[Collected data]
※ ※ ※
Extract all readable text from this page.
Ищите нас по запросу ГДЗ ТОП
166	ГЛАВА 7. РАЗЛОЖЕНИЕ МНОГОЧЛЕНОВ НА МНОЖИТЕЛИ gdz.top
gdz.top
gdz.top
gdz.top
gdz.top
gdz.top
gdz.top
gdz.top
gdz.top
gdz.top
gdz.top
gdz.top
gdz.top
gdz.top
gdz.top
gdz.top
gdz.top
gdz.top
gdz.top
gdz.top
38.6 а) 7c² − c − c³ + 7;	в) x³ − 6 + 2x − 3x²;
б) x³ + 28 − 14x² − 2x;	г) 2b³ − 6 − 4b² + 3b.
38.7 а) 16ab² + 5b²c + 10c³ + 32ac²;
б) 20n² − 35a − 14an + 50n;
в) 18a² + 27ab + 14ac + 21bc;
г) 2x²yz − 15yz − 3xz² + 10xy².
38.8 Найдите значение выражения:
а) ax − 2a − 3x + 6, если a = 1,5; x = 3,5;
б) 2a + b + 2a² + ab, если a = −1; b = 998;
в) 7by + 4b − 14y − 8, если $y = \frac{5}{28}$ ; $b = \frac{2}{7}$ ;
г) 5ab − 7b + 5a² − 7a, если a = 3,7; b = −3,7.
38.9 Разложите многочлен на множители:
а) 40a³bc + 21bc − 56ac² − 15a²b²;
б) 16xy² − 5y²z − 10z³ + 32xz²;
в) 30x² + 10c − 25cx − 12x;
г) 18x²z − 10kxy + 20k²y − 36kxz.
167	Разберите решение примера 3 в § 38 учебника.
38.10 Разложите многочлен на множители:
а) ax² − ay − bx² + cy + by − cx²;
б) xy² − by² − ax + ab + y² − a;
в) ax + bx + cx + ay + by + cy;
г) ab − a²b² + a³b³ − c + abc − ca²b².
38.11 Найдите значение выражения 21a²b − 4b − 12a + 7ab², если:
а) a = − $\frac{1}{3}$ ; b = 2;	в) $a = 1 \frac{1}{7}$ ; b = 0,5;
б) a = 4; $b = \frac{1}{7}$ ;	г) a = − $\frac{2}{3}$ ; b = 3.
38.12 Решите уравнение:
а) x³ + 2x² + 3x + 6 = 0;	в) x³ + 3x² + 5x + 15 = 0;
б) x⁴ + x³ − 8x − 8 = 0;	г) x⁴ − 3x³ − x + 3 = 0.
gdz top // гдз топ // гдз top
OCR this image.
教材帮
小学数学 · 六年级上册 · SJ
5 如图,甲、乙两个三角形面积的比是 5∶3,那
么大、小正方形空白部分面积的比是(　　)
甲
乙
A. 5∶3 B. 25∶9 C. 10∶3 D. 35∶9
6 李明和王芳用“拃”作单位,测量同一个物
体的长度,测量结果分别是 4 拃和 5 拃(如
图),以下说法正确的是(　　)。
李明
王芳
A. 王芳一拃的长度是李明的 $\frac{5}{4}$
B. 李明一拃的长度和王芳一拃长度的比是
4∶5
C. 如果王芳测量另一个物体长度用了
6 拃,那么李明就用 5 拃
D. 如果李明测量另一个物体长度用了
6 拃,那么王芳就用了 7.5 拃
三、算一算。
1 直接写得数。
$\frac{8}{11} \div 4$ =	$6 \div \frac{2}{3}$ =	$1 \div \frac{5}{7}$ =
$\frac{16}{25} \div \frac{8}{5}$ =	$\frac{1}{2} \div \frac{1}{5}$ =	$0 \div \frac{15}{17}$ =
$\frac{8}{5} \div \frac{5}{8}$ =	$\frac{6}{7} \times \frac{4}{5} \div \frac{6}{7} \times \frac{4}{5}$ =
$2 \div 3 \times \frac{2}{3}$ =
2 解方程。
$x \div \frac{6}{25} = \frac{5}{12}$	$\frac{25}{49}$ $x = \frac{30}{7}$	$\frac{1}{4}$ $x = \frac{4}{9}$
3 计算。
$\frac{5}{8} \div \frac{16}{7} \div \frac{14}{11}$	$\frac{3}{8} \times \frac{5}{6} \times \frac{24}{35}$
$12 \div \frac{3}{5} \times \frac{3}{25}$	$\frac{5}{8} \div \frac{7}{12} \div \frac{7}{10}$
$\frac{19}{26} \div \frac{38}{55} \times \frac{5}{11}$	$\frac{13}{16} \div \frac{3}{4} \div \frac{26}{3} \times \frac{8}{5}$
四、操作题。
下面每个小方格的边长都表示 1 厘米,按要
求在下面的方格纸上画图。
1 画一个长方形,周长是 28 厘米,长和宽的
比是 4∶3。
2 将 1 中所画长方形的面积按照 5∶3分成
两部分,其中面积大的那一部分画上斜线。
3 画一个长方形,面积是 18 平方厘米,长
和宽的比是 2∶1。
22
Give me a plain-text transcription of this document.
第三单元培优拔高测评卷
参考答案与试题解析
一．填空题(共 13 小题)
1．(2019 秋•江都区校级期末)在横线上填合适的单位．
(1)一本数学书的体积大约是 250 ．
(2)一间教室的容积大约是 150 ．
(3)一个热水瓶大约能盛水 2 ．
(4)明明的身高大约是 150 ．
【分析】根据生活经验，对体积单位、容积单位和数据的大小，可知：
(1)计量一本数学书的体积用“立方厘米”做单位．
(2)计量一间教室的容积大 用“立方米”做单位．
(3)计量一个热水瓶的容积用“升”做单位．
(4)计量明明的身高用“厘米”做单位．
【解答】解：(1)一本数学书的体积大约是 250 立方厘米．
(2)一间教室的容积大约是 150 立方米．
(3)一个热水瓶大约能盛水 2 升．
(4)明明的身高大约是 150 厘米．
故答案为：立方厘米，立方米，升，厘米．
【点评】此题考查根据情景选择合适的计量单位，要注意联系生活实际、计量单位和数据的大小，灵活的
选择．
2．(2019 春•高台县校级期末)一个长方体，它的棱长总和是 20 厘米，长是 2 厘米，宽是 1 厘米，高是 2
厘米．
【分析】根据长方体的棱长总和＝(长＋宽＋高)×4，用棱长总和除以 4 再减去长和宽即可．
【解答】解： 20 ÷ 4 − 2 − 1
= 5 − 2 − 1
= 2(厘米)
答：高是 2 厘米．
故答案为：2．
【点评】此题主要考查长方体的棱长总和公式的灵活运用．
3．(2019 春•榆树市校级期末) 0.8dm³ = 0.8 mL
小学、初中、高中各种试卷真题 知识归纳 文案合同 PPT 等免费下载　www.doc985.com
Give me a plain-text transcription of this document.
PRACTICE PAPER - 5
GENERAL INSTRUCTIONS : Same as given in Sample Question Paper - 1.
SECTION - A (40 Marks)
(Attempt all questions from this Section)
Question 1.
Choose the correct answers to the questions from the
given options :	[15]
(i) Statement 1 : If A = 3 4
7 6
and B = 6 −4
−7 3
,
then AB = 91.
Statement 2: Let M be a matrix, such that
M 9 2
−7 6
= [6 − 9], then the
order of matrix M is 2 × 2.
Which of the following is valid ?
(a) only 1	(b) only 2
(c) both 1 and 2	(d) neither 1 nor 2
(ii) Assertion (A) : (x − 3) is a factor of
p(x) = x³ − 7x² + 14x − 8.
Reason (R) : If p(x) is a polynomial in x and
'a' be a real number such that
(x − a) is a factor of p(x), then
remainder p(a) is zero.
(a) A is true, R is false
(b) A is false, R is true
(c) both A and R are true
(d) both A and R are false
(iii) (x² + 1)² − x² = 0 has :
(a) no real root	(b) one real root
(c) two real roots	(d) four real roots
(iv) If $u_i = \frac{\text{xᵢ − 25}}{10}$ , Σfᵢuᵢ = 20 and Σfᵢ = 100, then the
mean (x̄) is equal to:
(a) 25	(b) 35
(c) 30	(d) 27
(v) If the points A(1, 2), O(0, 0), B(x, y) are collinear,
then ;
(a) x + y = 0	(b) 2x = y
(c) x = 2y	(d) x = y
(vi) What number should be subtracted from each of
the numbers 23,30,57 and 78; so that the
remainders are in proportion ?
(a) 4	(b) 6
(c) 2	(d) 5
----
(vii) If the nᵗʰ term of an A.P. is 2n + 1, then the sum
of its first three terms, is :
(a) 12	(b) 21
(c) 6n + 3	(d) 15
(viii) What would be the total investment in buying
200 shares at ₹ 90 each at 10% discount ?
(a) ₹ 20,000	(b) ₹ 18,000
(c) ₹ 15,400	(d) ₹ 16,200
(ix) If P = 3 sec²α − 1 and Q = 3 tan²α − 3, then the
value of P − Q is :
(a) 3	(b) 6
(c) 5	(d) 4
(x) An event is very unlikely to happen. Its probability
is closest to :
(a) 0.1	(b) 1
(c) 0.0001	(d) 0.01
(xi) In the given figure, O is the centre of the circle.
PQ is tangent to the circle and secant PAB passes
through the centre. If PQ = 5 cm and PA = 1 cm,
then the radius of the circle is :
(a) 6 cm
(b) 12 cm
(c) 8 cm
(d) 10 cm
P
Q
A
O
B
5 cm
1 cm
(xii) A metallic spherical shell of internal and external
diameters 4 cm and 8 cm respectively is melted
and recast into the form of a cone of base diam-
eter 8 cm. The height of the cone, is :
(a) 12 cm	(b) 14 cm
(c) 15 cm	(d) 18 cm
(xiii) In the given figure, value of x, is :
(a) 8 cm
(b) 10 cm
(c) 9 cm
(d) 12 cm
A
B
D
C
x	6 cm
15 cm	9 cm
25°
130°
※ ※ ※
Pull every line containing "value" out of the data above.

**Solution for this task**
value of P − Q is :
(xiii) In the given figure, value of x, is :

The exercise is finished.